◆ **What to produce**:
Write the listing below out again exactly, dropping the images.
— BEGIN Records to process —
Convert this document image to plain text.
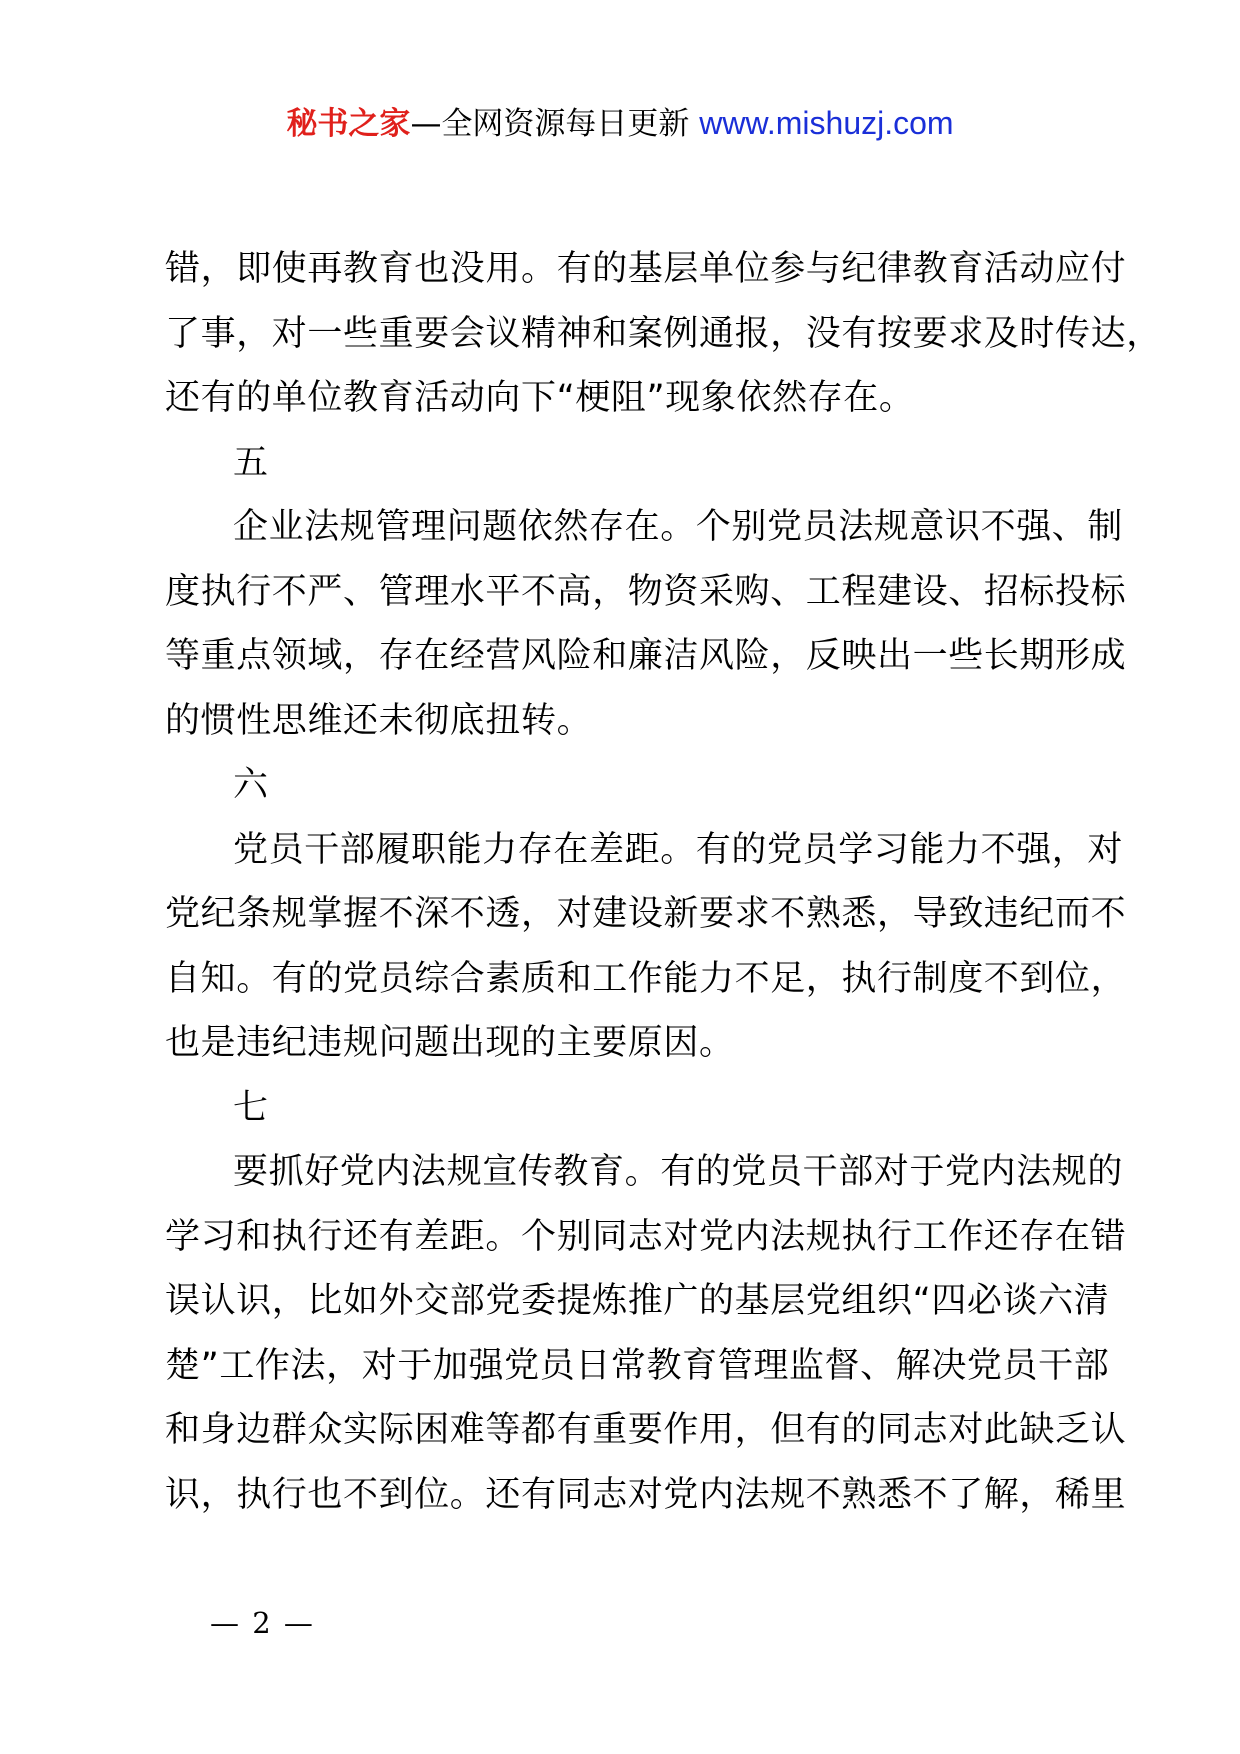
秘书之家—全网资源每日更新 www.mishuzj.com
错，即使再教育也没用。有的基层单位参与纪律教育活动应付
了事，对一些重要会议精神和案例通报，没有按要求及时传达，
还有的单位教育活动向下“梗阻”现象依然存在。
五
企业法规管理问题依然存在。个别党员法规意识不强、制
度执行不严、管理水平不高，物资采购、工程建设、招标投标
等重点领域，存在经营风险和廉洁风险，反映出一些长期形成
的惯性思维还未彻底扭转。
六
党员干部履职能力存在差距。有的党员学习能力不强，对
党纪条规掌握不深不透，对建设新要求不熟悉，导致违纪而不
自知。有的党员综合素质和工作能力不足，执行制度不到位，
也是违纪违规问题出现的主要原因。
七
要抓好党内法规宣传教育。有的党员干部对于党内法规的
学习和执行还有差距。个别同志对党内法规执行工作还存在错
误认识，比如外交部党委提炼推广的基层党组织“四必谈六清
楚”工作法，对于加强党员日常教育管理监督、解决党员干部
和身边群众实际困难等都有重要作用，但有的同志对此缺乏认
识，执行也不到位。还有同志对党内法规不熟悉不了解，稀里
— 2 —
— END Records to process —
◆ **Response**:
Convert this document image to plain text.
秘书之家—全网资源每日更新 www.mishuzj.com
错，即使再教育也没用。有的基层单位参与纪律教育活动应付
了事，对一些重要会议精神和案例通报，没有按要求及时传达，
还有的单位教育活动向下“梗阻”现象依然存在。
五
企业法规管理问题依然存在。个别党员法规意识不强、制
度执行不严、管理水平不高，物资采购、工程建设、招标投标
等重点领域，存在经营风险和廉洁风险，反映出一些长期形成
的惯性思维还未彻底扭转。
六
党员干部履职能力存在差距。有的党员学习能力不强，对
党纪条规掌握不深不透，对建设新要求不熟悉，导致违纪而不
自知。有的党员综合素质和工作能力不足，执行制度不到位，
也是违纪违规问题出现的主要原因。
七
要抓好党内法规宣传教育。有的党员干部对于党内法规的
学习和执行还有差距。个别同志对党内法规执行工作还存在错
误认识，比如外交部党委提炼推广的基层党组织“四必谈六清
楚”工作法，对于加强党员日常教育管理监督、解决党员干部
和身边群众实际困难等都有重要作用，但有的同志对此缺乏认
识，执行也不到位。还有同志对党内法规不熟悉不了解，稀里
— 2 —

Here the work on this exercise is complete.